Dataset rows
____

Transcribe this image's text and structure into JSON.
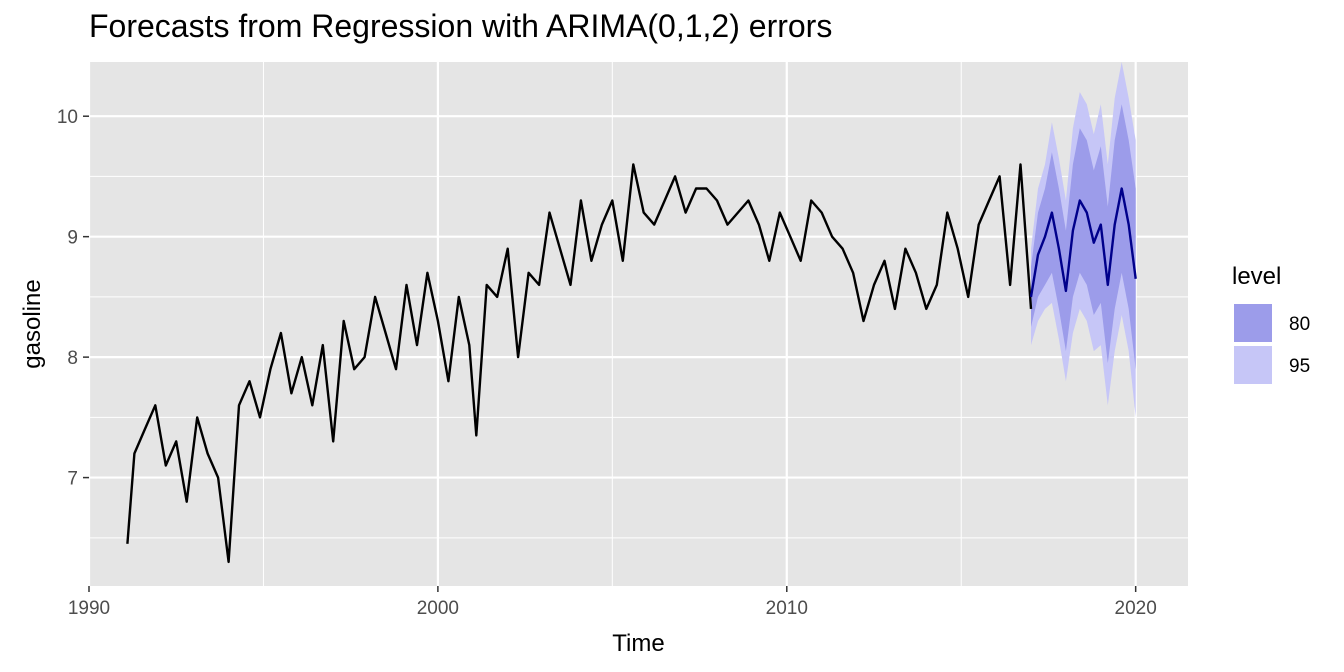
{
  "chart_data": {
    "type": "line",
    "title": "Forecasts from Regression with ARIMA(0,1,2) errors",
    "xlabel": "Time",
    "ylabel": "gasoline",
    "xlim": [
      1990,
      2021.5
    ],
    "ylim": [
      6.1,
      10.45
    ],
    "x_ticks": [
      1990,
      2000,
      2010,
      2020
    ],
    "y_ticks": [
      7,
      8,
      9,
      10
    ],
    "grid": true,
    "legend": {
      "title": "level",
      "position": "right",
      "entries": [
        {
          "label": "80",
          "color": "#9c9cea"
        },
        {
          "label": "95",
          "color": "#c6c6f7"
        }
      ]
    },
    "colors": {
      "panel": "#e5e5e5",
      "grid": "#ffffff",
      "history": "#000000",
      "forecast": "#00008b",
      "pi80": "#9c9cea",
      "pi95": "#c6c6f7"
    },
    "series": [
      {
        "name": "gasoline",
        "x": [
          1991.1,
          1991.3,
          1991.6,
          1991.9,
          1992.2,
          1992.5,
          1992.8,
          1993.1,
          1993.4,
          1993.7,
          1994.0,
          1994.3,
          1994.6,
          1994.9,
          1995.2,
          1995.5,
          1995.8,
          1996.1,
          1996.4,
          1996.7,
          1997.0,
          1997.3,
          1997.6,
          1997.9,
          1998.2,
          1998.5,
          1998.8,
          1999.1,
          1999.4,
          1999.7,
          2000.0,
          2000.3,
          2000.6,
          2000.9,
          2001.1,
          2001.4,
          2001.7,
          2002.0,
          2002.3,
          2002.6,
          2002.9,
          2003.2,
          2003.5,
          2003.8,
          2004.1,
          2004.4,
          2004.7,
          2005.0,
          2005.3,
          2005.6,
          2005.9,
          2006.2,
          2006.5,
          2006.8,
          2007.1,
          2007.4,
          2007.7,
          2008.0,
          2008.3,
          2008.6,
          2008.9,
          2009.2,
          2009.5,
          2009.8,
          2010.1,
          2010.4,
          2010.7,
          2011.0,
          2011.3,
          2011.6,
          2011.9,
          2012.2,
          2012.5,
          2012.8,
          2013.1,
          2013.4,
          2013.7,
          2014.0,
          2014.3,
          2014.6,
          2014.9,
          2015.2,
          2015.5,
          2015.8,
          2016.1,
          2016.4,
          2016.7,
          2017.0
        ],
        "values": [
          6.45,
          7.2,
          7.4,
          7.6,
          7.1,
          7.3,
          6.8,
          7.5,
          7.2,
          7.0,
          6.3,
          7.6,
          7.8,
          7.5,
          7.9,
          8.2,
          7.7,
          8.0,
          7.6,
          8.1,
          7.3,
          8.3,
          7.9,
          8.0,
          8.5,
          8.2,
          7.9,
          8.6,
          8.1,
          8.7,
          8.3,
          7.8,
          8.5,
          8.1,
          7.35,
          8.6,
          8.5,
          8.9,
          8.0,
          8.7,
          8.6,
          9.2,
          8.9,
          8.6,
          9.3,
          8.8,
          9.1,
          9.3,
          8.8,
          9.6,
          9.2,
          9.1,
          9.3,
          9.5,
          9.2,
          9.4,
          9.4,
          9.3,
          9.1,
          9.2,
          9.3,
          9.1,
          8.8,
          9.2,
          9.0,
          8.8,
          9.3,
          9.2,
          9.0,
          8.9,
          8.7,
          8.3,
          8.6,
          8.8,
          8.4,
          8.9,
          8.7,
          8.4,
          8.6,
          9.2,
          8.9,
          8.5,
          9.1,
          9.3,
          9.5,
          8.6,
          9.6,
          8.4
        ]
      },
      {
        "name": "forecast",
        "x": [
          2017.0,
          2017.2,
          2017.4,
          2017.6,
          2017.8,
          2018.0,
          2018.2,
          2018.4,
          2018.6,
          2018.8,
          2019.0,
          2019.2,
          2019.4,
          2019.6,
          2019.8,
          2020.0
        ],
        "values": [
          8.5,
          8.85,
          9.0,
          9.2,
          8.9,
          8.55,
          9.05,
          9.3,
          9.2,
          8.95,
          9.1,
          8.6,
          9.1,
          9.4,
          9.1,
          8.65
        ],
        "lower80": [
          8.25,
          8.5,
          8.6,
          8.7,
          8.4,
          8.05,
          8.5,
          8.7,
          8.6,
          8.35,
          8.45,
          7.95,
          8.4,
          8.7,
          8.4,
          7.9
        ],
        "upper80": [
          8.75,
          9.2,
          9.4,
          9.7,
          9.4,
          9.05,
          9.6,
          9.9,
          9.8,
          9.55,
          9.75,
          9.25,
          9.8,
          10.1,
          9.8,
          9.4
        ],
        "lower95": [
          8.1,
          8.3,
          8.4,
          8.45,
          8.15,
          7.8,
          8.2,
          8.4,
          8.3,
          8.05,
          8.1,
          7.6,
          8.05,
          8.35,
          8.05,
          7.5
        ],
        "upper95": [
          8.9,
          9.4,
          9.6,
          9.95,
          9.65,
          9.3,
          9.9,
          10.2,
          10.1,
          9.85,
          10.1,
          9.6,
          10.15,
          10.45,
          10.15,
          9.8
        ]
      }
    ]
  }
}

____

▶ What you should do
Repeat all of the entries word for word, but omit the pictures.

▶ The result
Transcribe this image's text and structure into JSON.
{
  "chart_data": {
    "type": "line",
    "title": "Forecasts from Regression with ARIMA(0,1,2) errors",
    "xlabel": "Time",
    "ylabel": "gasoline",
    "xlim": [
      1990,
      2021.5
    ],
    "ylim": [
      6.1,
      10.45
    ],
    "x_ticks": [
      1990,
      2000,
      2010,
      2020
    ],
    "y_ticks": [
      7,
      8,
      9,
      10
    ],
    "grid": true,
    "legend": {
      "title": "level",
      "position": "right",
      "entries": [
        {
          "label": "80",
          "color": "#9c9cea"
        },
        {
          "label": "95",
          "color": "#c6c6f7"
        }
      ]
    },
    "colors": {
      "panel": "#e5e5e5",
      "grid": "#ffffff",
      "history": "#000000",
      "forecast": "#00008b",
      "pi80": "#9c9cea",
      "pi95": "#c6c6f7"
    },
    "series": [
      {
        "name": "gasoline",
        "x": [
          1991.1,
          1991.3,
          1991.6,
          1991.9,
          1992.2,
          1992.5,
          1992.8,
          1993.1,
          1993.4,
          1993.7,
          1994.0,
          1994.3,
          1994.6,
          1994.9,
          1995.2,
          1995.5,
          1995.8,
          1996.1,
          1996.4,
          1996.7,
          1997.0,
          1997.3,
          1997.6,
          1997.9,
          1998.2,
          1998.5,
          1998.8,
          1999.1,
          1999.4,
          1999.7,
          2000.0,
          2000.3,
          2000.6,
          2000.9,
          2001.1,
          2001.4,
          2001.7,
          2002.0,
          2002.3,
          2002.6,
          2002.9,
          2003.2,
          2003.5,
          2003.8,
          2004.1,
          2004.4,
          2004.7,
          2005.0,
          2005.3,
          2005.6,
          2005.9,
          2006.2,
          2006.5,
          2006.8,
          2007.1,
          2007.4,
          2007.7,
          2008.0,
          2008.3,
          2008.6,
          2008.9,
          2009.2,
          2009.5,
          2009.8,
          2010.1,
          2010.4,
          2010.7,
          2011.0,
          2011.3,
          2011.6,
          2011.9,
          2012.2,
          2012.5,
          2012.8,
          2013.1,
          2013.4,
          2013.7,
          2014.0,
          2014.3,
          2014.6,
          2014.9,
          2015.2,
          2015.5,
          2015.8,
          2016.1,
          2016.4,
          2016.7,
          2017.0
        ],
        "values": [
          6.45,
          7.2,
          7.4,
          7.6,
          7.1,
          7.3,
          6.8,
          7.5,
          7.2,
          7.0,
          6.3,
          7.6,
          7.8,
          7.5,
          7.9,
          8.2,
          7.7,
          8.0,
          7.6,
          8.1,
          7.3,
          8.3,
          7.9,
          8.0,
          8.5,
          8.2,
          7.9,
          8.6,
          8.1,
          8.7,
          8.3,
          7.8,
          8.5,
          8.1,
          7.35,
          8.6,
          8.5,
          8.9,
          8.0,
          8.7,
          8.6,
          9.2,
          8.9,
          8.6,
          9.3,
          8.8,
          9.1,
          9.3,
          8.8,
          9.6,
          9.2,
          9.1,
          9.3,
          9.5,
          9.2,
          9.4,
          9.4,
          9.3,
          9.1,
          9.2,
          9.3,
          9.1,
          8.8,
          9.2,
          9.0,
          8.8,
          9.3,
          9.2,
          9.0,
          8.9,
          8.7,
          8.3,
          8.6,
          8.8,
          8.4,
          8.9,
          8.7,
          8.4,
          8.6,
          9.2,
          8.9,
          8.5,
          9.1,
          9.3,
          9.5,
          8.6,
          9.6,
          8.4
        ]
      },
      {
        "name": "forecast",
        "x": [
          2017.0,
          2017.2,
          2017.4,
          2017.6,
          2017.8,
          2018.0,
          2018.2,
          2018.4,
          2018.6,
          2018.8,
          2019.0,
          2019.2,
          2019.4,
          2019.6,
          2019.8,
          2020.0
        ],
        "values": [
          8.5,
          8.85,
          9.0,
          9.2,
          8.9,
          8.55,
          9.05,
          9.3,
          9.2,
          8.95,
          9.1,
          8.6,
          9.1,
          9.4,
          9.1,
          8.65
        ],
        "lower80": [
          8.25,
          8.5,
          8.6,
          8.7,
          8.4,
          8.05,
          8.5,
          8.7,
          8.6,
          8.35,
          8.45,
          7.95,
          8.4,
          8.7,
          8.4,
          7.9
        ],
        "upper80": [
          8.75,
          9.2,
          9.4,
          9.7,
          9.4,
          9.05,
          9.6,
          9.9,
          9.8,
          9.55,
          9.75,
          9.25,
          9.8,
          10.1,
          9.8,
          9.4
        ],
        "lower95": [
          8.1,
          8.3,
          8.4,
          8.45,
          8.15,
          7.8,
          8.2,
          8.4,
          8.3,
          8.05,
          8.1,
          7.6,
          8.05,
          8.35,
          8.05,
          7.5
        ],
        "upper95": [
          8.9,
          9.4,
          9.6,
          9.95,
          9.65,
          9.3,
          9.9,
          10.2,
          10.1,
          9.85,
          10.1,
          9.6,
          10.15,
          10.45,
          10.15,
          9.8
        ]
      }
    ]
  }
}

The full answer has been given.